**Excerpted passage**
[BEGIN]
The required number of bits depends on the range it represents -- it is
all about scale, as your second paragraph above seems to recognize.
You are right, 6 bits is enough to represent a 1C span to the nearest
1/64C. But that is not the whole answer. This representation will be
mapped to 64 steps of oven output. If the oven has very little power,
these can be reasonably fine steps -- but recovery from large errors
will be painfully slow. On the other hand, if the oven has normal-ish
power, the steps will be much too large to control the oven temperature
finely.
You need both sufficient range and sufficient resolution to accomplish
the task at hand. In reality, 6 bits will be both too coarse for fine
control and will also have insufficient range. Experience has shown
that 12 bits (actual, not nominal) is barely to not really enough to do
the job with real crystal ovens if you want fine temperature control
over a useful range of temperatures.
Consider digital audio. 6 bits is plenty to digitize audio to the
nearest 30uV (typical LSB value for CD-quality audio) -- BUT, only over
a 1.9mV range. Actual CD-quality audio requires one to maintain this
same resolution over a range of 2V, which requires 16 bits.
Best regards,
Charles
On Wed, 7 Jun 2017 15:25:38 -0400
Charles Steinmetz csteinmetz@yandex.com wrote:
Chris wrote:
Assume me goal is to regulate temperer of an aluminum block to within
0.1C, how good must my ADC be? Is an effective 6-bits good enough?
* * *If I scale the input to the ADC such that it os 1.0C from 0 to 63
counts then each cunt is 1/64 C which is about 6 times better then my
allowed error of 0.6 C.
The required number of bits depends on the range it represents -- it is
all about scale, as your second paragraph above seems to recognize.
[END]
**What to work on**
**1.** Put the entries into a Markdown table with the columns Row and Line, starting with the line that contains "post-paragraph: 新的一年，辞旧迎新。 <box>80" and going on through the line that contains "comment-more-icon[interactable]: · ·". Include both of those lines, and leave out any blank lines.
**2.** Continue the forum exchange about ADC resolution for temperature control from the point where it stops.

**Extracted records**
[BEGIN]
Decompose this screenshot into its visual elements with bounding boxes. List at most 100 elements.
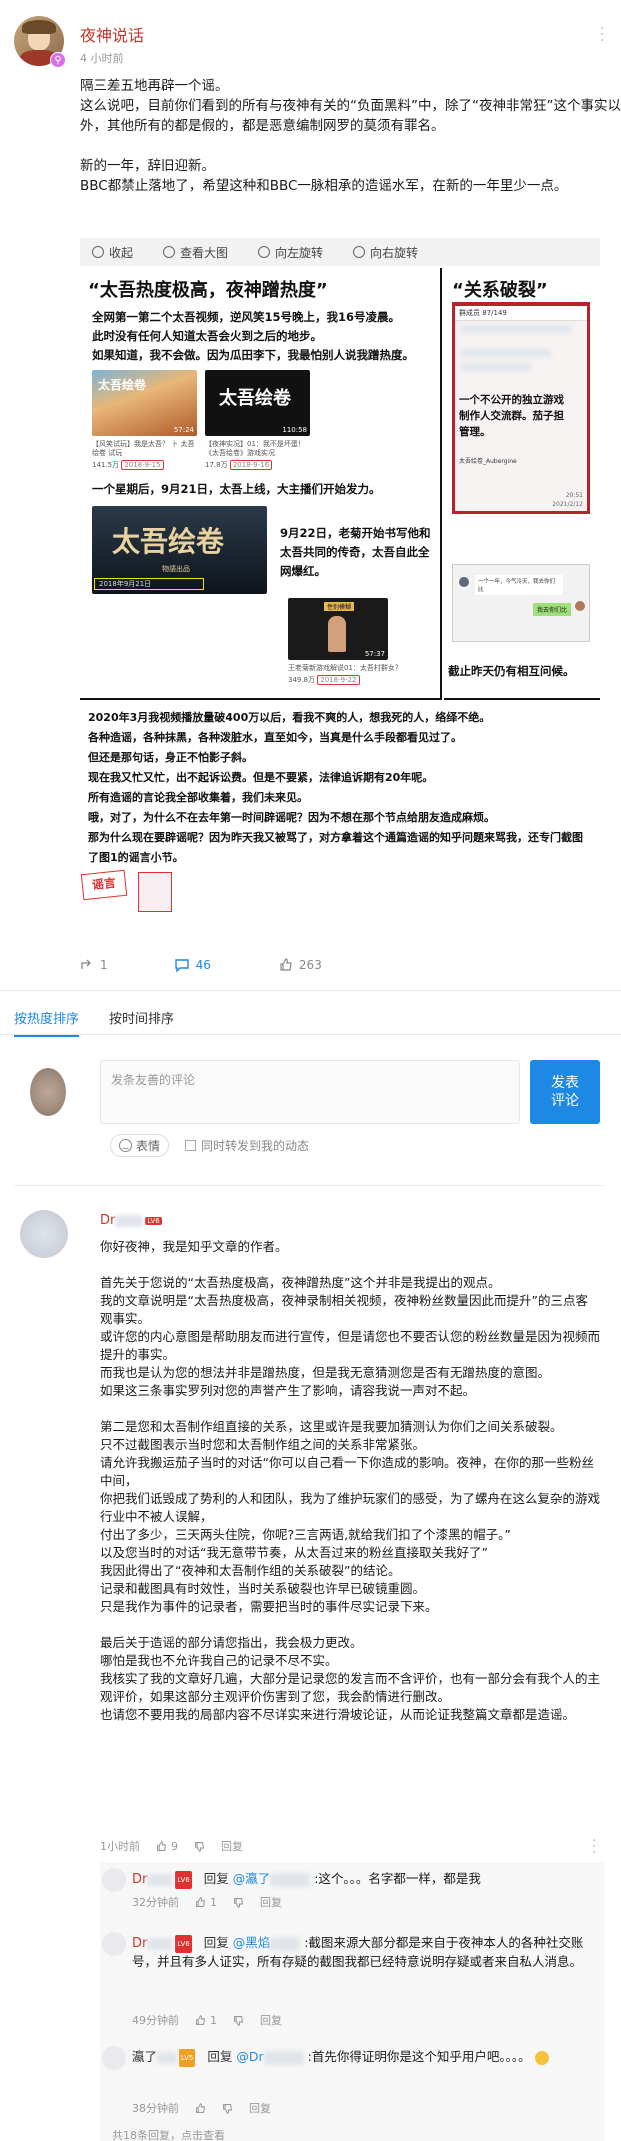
post-paragraph: 新的一年，辞旧迎新。 <box>80 158 215 174</box>
image-toolbar: 收起 查看大图 向左旋转 向右旋转 <box>80 238 600 266</box>
reply-mention[interactable]: @瀛了 <box>233 1871 271 1886</box>
reply-text: :截图来源大部分都是来自于夜神本人的各种社交账号，并且有多人证实，所有存疑的截图… <box>132 1935 584 1969</box>
reply-reply-button[interactable]: 回复 <box>260 1894 282 1910</box>
reply-reply-button[interactable]: 回复 <box>260 2012 282 2028</box>
image-text-3: 9月22日，老菊开始书写他和太吾共同的传奇，太吾自此全网爆红。 <box>280 526 431 578</box>
mini-thumb <box>138 872 172 912</box>
comment-button[interactable]: 46 <box>174 958 211 972</box>
checkbox-icon <box>185 1140 196 1151</box>
forward-checkbox[interactable]: 同时转发到我的动态 <box>185 1137 309 1154</box>
comment-more-icon[interactable]: · · · <box>592 1834 596 1860</box>
phone-screenshot-group: 群成员 87/149 一个不公开的独立游戏制作人交流群。茄子担管理。 太吾绘卷_… <box>452 302 590 514</box>
post-stats: 1 46 263 <box>80 958 600 972</box>
thumb-caption-1: 【风笑试玩】我是太吾？ 卜 太吾绘卷 试玩 141.5万 2018-9-15 <box>92 440 195 470</box>
comment-body: 你好夜神，我是知乎文章的作者。 首先关于您说的“太吾热度极高，夜神蹭热度”这个并… <box>100 1238 600 1724</box>
thumbs-up-icon <box>280 958 292 971</box>
post-time: 4 小时前 <box>80 52 124 65</box>
group-note: 一个不公开的独立游戏制作人交流群。茄子担管理。 <box>459 394 564 438</box>
reply-item: 瀛了 LV5 回复 @Dr :首先你得证明你是这个知乎用户吧。。。。 <box>132 2048 572 2067</box>
image-text-right-bottom: 截止昨天仍有相互问候。 <box>448 664 575 678</box>
reply-mention[interactable]: @Dr <box>236 2049 263 2064</box>
post-body: 隔三差五地再辟一个谣。 这么说吧，目前你们看到的所有与夜神有关的“负面黑料”中，… <box>80 76 621 196</box>
image-left-panel: “太吾热度极高，夜神蹭热度” 全网第一第二个太吾视频，逆风笑15号晚上，我16号… <box>80 268 442 700</box>
rumor-stamp: 谣言 <box>80 869 128 901</box>
thumbs-down-icon[interactable] <box>194 1841 205 1852</box>
commenter-name[interactable]: Dr <box>100 1213 115 1228</box>
level-badge: LV6 <box>145 1216 162 1225</box>
reply-meta: 32分钟前 1 回复 <box>132 1894 282 1910</box>
chat-screenshot: 一个一年，今气冷天，我去你们比 我去你们比 <box>452 564 590 642</box>
image-bottom-text: 2020年3月我视频播放量破400万以后，看我不爽的人，想我死的人，络绎不绝。 … <box>88 711 583 864</box>
comment-paragraph: 你好夜神，我是知乎文章的作者。 <box>100 1239 288 1254</box>
reply-meta: 49分钟前 1 回复 <box>132 2012 282 2028</box>
reply-text: :首先你得证明你是这个知乎用户吧。。。。 <box>307 2049 531 2064</box>
video-thumb-1: 太吾绘卷 57:24 <box>92 370 197 436</box>
forward-icon <box>81 959 91 969</box>
comment-icon <box>174 959 189 972</box>
thumbs-up-icon <box>157 1840 167 1851</box>
more-replies-link[interactable]: 共18条回复，点击查看 <box>112 2130 225 2141</box>
comment-time: 1小时前 <box>100 1840 140 1853</box>
comment-like-button[interactable]: 9 <box>156 1840 178 1853</box>
zoom-icon <box>163 246 176 258</box>
send-comment-button[interactable]: 发表评论 <box>530 1060 600 1124</box>
reply-mention[interactable]: @黑焰 <box>233 1935 271 1950</box>
reply-text: :这个。。。名字都一样，都是我 <box>314 1871 481 1886</box>
video-thumb-2: 太吾绘卷 110:58 <box>205 370 310 436</box>
like-button[interactable]: 263 <box>279 958 322 972</box>
rotate-right-button[interactable]: 向右旋转 <box>353 244 418 261</box>
comment-input[interactable]: 发条友善的评论 <box>100 1060 520 1124</box>
reply-avatar[interactable] <box>102 2046 126 2070</box>
more-menu-icon[interactable]: · · · <box>600 22 604 48</box>
reply-reply-button[interactable]: 回复 <box>249 2100 271 2116</box>
forward-button[interactable]: 1 <box>80 958 108 972</box>
thumb-caption-2: 【夜神实况】01：我不是坏蛋！《太吾绘卷》游戏实况 17.8万 2018-9-1… <box>205 440 305 470</box>
image-text-2: 一个星期后，9月21日，太吾上线，大主播们开始发力。 <box>92 482 381 496</box>
divider <box>0 990 621 991</box>
post-author-name[interactable]: 夜神说话 <box>80 22 144 46</box>
reply-author[interactable]: Dr <box>132 1936 147 1951</box>
thumbs-up-icon <box>196 2014 206 2025</box>
image-title-left: “太吾热度极高，夜神蹭热度” <box>88 280 328 301</box>
rotate-left-icon <box>258 246 271 258</box>
comment-reply-button[interactable]: 回复 <box>221 1838 243 1854</box>
tab-hot[interactable]: 按热度排序 <box>14 1008 80 1037</box>
commenter-avatar[interactable] <box>20 1210 68 1258</box>
sweat-emoji-icon <box>534 2050 549 2065</box>
comment-paragraph: 最后关于造谣的部分请您指出，我会极力更改。 哪怕是我也不允许我自己的记录不尽不实… <box>100 1635 601 1722</box>
reply-like-button[interactable]: 1 <box>195 2014 217 2027</box>
thumbs-up-icon <box>196 1896 206 1907</box>
collapse-icon <box>92 246 104 258</box>
reply-item: Dr LV6 回复 @黑焰 :截图来源大部分都是来自于夜神本人的各种社交账号，并且… <box>132 1934 584 1969</box>
rotate-left-button[interactable]: 向左旋转 <box>258 244 323 261</box>
comment-paragraph: 第二是您和太吾制作组直接的关系，这里或许是我要加猜测认为你们之间关系破裂。 只不… <box>100 1419 601 1614</box>
current-user-avatar <box>30 1068 66 1116</box>
view-large-button[interactable]: 查看大图 <box>163 244 228 261</box>
image-text: 全网第一第二个太吾视频，逆风笑15号晚上，我16号凌晨。 此时没有任何人知道太吾… <box>92 310 414 362</box>
post-paragraph: 这么说吧，目前你们看到的所有与夜神有关的“负面黑料”中，除了“夜神非常狂”这个事… <box>80 98 621 134</box>
reply-avatar[interactable] <box>102 1868 126 1892</box>
reply-author[interactable]: 瀛了 <box>132 2049 157 2064</box>
image-right-panel: “关系破裂” 群成员 87/149 一个不公开的独立游戏制作人交流群。茄子担管理… <box>444 268 600 700</box>
reply-item: Dr LV6 回复 @瀛了 :这个。。。名字都一样，都是我 <box>132 1870 481 1889</box>
tabs-underline <box>0 1034 621 1035</box>
collapse-button[interactable]: 收起 <box>92 244 133 261</box>
video-thumb-3: 性别模糊 57:37 <box>288 598 388 660</box>
reply-avatar[interactable] <box>102 1932 126 1956</box>
thumb-caption-3: 王老菊新游戏解说01：太吾村群女？ 349.8万 2018-9-22 <box>288 664 402 685</box>
video-thumb-big: 太吾绘卷 物語出品 2018年9月21日 <box>92 506 267 594</box>
post-paragraph: 隔三差五地再辟一个谣。 <box>80 78 229 94</box>
tab-time[interactable]: 按时间排序 <box>109 1008 174 1037</box>
post-paragraph: BBC都禁止落地了，希望这种和BBC一脉相承的造谣水军，在新的一年里少一点。 <box>80 178 568 194</box>
emoji-button[interactable]: ‿ 表情 <box>110 1134 170 1157</box>
rotate-right-icon <box>353 246 366 258</box>
reply-like-button[interactable]: 1 <box>195 1896 217 1909</box>
thumbs-down-icon[interactable] <box>222 2103 233 2114</box>
thumbs-down-icon[interactable] <box>233 2015 244 2026</box>
post-image[interactable]: “太吾热度极高，夜神蹭热度” 全网第一第二个太吾视频，逆风笑15号晚上，我16号… <box>80 268 600 918</box>
thumbs-down-icon[interactable] <box>233 1897 244 1908</box>
reply-author[interactable]: Dr <box>132 1872 147 1887</box>
divider <box>14 1185 604 1186</box>
sort-tabs: 按热度排序 按时间排序 <box>14 1008 174 1037</box>
thumbs-up-icon[interactable] <box>195 2102 206 2114</box>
[END]
**Task responses**
**1.**
| Row | Line |
|---|---|
| 1 | post-paragraph: 新的一年，辞旧迎新。 <box>80 158 215 174</box> |
| 2 | image-toolbar: 收起 查看大图 向左旋转 向右旋转 <box>80 238 600 266</box> |
| 3 | reply-mention[interactable]: @瀛了 <box>233 1871 271 1886</box> |
| 4 | reply-text: :截图来源大部分都是来自于夜神本人的各种社交账号，并且有多人证实，所有存疑的截图… <box>132 1935 584 1969</box> |
| 5 | reply-reply-button[interactable]: 回复 <box>260 1894 282 1910</box> |
| 6 | reply-reply-button[interactable]: 回复 <box>260 2012 282 2028</box> |
| 7 | image-text-3: 9月22日，老菊开始书写他和太吾共同的传奇，太吾自此全网爆红。 <box>280 526 431 578</box> |
| 8 | mini-thumb <box>138 872 172 912</box> |
| 9 | comment-button[interactable]: 46 <box>174 958 211 972</box> |
| 10 | checkbox-icon <box>185 1140 196 1151</box> |
| 11 | forward-checkbox[interactable]: 同时转发到我的动态 <box>185 1137 309 1154</box> |
| 12 | comment-more-icon[interactable]: · · · <box>592 1834 596 1860</box> |

**2.**
You are right, 6 bits is enough to represent a 1C span to the nearest
1/64C. But that is not the whole answer. This representation will be
mapped to 64 steps of oven output. If the oven has very little power,
these can be reasonably fine steps -- but recovery from large errors
will be painfully slow. On the other hand, if the oven has normal-ish
power, the steps will be much too large to control the oven temperature
finely.
Addedum to what Charles wrote:
If you want to build a temperature control for something similar
like an quartz oven, just get one of the modern delta-sigma ADCs.
You'll pay €10 for one, but it's really a hassle free way to
precisely measure temperature. As most of these have a large
number of channels, you can measure multiple sensors as well
at no additional cost (beside the thermistor).
Additionally: if I would set out to build my own OCXO today, I would
go and buy one of those lunch thermos flasks to house everything. Their
isolation is higher than anything you can easily build yourself,
especially at that size. I would place the (inner) oven at the bottom,
probably using a puck design similar to the E1938, place the electronics
on top of it and close the lid using an aluminium plate which forms
the outer oven.
Such a design allows to have low temperature gradients within the flask
(due to the metal walls). The outer oven allows to optimize the inner
oven for stability without the need to deal with large temperature ranges.
And all together it is still quite cheap.
One drawback, though, is the large size of the flask. But for a hobby
project that does not need to fit into another product, this is fine.
Attila Kinali
--
You know, the very powerful and the very stupid have one thing in common.
They don't alters their views to fit the facts, they alter the facts to
fit the views, which can be uncomfortable if you happen to be one of the
facts that needs altering. -- The Doctor
On 7 June 2017 at 21:40, Attila Kinali attila@kinali.ch wrote:
Additionally: if I would set out to build my own OCXO today, I would
go and buy one of those lunch thermos flasks to house everything. Their
isolation is higher than anything you can easily build yourself,
especially at that size. I would place the (inner) oven at the bottom,
probably using a puck design similar to the E1938, place the electronics
on top of it and close the lid using an aluminium plate which forms
the outer oven.
Might there be a problem that a thermos flask is TOO well insulated, and
even the minimal heat generated in the electronics would be more than could
escape through the vacuum, and so the unit would cook?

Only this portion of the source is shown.